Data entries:
== == ==
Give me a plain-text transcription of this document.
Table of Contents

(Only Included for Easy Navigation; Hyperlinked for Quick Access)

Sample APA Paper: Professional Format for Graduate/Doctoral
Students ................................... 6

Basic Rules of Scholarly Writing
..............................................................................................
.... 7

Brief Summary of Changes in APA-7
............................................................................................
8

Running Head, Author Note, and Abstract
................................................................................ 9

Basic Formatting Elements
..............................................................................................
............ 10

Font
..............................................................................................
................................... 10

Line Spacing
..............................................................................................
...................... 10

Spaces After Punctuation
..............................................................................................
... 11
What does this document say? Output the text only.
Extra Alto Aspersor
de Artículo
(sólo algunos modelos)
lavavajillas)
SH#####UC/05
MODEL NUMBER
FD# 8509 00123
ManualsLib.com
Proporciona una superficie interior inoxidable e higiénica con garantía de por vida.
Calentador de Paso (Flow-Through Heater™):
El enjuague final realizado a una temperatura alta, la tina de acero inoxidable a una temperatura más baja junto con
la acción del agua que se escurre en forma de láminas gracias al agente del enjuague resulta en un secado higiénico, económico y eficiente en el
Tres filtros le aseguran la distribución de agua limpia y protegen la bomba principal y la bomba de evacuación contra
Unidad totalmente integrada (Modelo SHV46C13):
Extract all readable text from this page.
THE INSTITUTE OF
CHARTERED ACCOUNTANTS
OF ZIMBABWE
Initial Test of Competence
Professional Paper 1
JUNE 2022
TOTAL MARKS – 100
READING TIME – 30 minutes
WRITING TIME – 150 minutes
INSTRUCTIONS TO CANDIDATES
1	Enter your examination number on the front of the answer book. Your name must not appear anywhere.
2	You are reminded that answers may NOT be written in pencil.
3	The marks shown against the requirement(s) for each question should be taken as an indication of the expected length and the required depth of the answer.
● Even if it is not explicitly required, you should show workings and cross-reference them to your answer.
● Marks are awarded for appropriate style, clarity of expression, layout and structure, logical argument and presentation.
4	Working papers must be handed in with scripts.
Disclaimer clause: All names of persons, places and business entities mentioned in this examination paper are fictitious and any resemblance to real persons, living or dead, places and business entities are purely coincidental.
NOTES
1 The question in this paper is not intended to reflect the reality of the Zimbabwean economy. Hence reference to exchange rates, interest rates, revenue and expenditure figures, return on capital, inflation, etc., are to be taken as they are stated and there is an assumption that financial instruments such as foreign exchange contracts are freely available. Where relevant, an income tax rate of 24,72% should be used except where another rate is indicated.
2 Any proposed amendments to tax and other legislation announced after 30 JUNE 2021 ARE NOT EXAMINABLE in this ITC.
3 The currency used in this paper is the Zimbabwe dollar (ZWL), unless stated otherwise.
== == ==
**EXERCISE REQUIREMENTS**
Tally the lines above that contain the word "JUNE", and reply with only the number.

**RESULT OF THIS EXERCISE**
2